* Prompt
Copy every record word for word.

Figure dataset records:
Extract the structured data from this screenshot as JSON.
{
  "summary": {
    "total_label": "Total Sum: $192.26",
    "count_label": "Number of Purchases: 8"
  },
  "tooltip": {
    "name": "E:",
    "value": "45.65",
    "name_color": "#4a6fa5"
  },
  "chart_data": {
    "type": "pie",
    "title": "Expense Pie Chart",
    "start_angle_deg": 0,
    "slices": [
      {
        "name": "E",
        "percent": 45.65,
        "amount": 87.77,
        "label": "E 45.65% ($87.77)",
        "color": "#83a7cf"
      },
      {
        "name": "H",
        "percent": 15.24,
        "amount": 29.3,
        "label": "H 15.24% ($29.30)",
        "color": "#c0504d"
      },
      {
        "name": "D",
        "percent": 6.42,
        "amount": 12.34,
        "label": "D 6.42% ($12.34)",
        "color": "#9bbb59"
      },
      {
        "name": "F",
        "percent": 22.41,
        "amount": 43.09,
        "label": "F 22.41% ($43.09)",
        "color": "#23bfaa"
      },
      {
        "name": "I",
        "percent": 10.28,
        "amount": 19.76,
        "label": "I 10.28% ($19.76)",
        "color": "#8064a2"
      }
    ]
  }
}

* Response
Extract the structured data from this screenshot as JSON.
{
  "summary": {
    "total_label": "Total Sum: $192.26",
    "count_label": "Number of Purchases: 8"
  },
  "tooltip": {
    "name": "E:",
    "value": "45.65",
    "name_color": "#4a6fa5"
  },
  "chart_data": {
    "type": "pie",
    "title": "Expense Pie Chart",
    "start_angle_deg": 0,
    "slices": [
      {
        "name": "E",
        "percent": 45.65,
        "amount": 87.77,
        "label": "E 45.65% ($87.77)",
        "color": "#83a7cf"
      },
      {
        "name": "H",
        "percent": 15.24,
        "amount": 29.3,
        "label": "H 15.24% ($29.30)",
        "color": "#c0504d"
      },
      {
        "name": "D",
        "percent": 6.42,
        "amount": 12.34,
        "label": "D 6.42% ($12.34)",
        "color": "#9bbb59"
      },
      {
        "name": "F",
        "percent": 22.41,
        "amount": 43.09,
        "label": "F 22.41% ($43.09)",
        "color": "#23bfaa"
      },
      {
        "name": "I",
        "percent": 10.28,
        "amount": 19.76,
        "label": "I 10.28% ($19.76)",
        "color": "#8064a2"
      }
    ]
  }
}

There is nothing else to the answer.